● RECORDS PROVIDED
******

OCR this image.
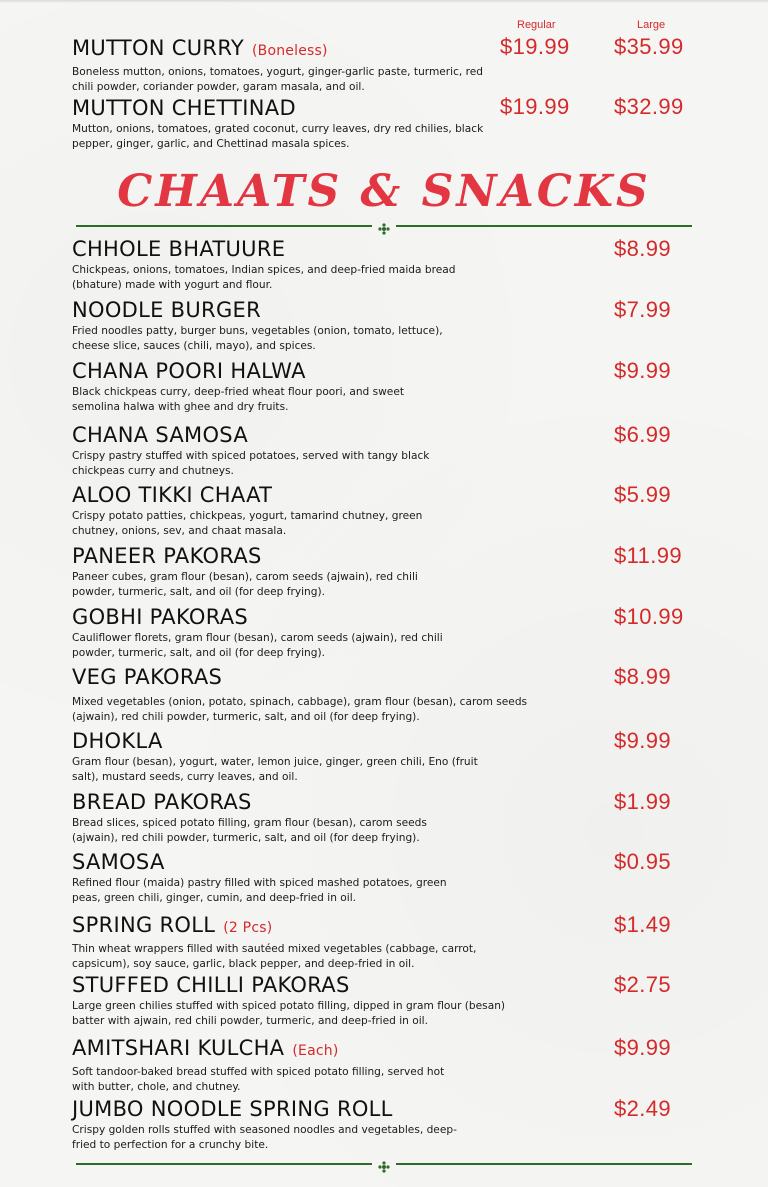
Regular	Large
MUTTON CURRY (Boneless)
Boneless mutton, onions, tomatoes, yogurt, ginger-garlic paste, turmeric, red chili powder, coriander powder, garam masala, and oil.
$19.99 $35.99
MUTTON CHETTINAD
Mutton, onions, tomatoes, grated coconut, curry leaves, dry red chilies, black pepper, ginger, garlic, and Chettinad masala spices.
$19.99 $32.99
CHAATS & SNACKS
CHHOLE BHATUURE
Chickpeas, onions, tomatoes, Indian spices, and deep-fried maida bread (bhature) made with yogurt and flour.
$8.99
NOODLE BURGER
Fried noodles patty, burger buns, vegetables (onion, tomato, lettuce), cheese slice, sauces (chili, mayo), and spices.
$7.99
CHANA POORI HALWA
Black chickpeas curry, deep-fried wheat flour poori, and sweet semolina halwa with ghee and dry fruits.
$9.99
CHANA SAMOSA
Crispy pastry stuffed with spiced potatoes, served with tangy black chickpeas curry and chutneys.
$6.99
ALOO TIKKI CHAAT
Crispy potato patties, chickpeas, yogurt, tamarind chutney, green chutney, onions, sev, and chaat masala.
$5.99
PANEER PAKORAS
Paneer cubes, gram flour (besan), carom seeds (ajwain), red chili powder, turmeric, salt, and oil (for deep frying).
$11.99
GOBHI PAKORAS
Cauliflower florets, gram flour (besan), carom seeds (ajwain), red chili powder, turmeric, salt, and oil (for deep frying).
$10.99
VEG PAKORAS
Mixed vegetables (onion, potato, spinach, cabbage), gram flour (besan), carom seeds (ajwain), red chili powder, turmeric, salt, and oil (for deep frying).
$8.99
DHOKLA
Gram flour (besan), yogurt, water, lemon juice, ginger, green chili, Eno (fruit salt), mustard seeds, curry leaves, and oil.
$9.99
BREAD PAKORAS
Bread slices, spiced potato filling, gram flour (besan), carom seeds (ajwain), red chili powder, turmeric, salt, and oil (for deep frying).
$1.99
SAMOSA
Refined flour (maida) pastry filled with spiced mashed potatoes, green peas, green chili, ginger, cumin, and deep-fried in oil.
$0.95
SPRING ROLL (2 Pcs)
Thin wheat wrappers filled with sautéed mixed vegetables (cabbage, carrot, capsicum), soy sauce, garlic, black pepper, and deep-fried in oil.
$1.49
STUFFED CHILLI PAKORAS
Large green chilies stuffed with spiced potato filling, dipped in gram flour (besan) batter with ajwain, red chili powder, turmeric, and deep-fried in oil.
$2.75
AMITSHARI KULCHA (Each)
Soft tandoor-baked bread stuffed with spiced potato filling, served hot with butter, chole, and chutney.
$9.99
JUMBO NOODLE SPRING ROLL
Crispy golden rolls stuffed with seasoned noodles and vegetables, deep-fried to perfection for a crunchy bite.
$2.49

******

● PROBLEM STATEMENT
Your answer should be a single number: how many lines of the material contain the word "filled".

● COMPLETED TASK
2